start Material supplied

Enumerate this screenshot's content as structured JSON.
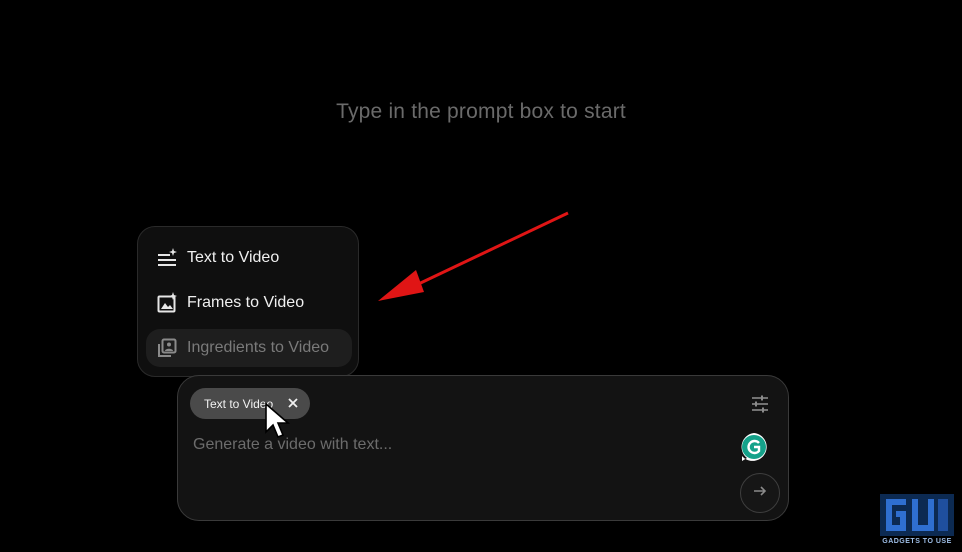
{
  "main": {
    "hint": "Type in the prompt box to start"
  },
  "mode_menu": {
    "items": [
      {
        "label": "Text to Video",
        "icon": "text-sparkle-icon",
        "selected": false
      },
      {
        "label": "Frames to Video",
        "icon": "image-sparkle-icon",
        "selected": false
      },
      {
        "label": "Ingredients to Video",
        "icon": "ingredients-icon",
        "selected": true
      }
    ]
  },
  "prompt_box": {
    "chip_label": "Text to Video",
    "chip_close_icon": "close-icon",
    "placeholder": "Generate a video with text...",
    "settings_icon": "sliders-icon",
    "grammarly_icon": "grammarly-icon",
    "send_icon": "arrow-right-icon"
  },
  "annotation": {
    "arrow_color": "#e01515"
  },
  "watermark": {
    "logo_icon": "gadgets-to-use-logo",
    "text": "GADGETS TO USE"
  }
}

end Material supplied

## [What to work on]
Reproduce every record above exactly, omitting the pictures.

## [Finished answer]
Enumerate this screenshot's content as structured JSON.
{
  "main": {
    "hint": "Type in the prompt box to start"
  },
  "mode_menu": {
    "items": [
      {
        "label": "Text to Video",
        "icon": "text-sparkle-icon",
        "selected": false
      },
      {
        "label": "Frames to Video",
        "icon": "image-sparkle-icon",
        "selected": false
      },
      {
        "label": "Ingredients to Video",
        "icon": "ingredients-icon",
        "selected": true
      }
    ]
  },
  "prompt_box": {
    "chip_label": "Text to Video",
    "chip_close_icon": "close-icon",
    "placeholder": "Generate a video with text...",
    "settings_icon": "sliders-icon",
    "grammarly_icon": "grammarly-icon",
    "send_icon": "arrow-right-icon"
  },
  "annotation": {
    "arrow_color": "#e01515"
  },
  "watermark": {
    "logo_icon": "gadgets-to-use-logo",
    "text": "GADGETS TO USE"
  }
}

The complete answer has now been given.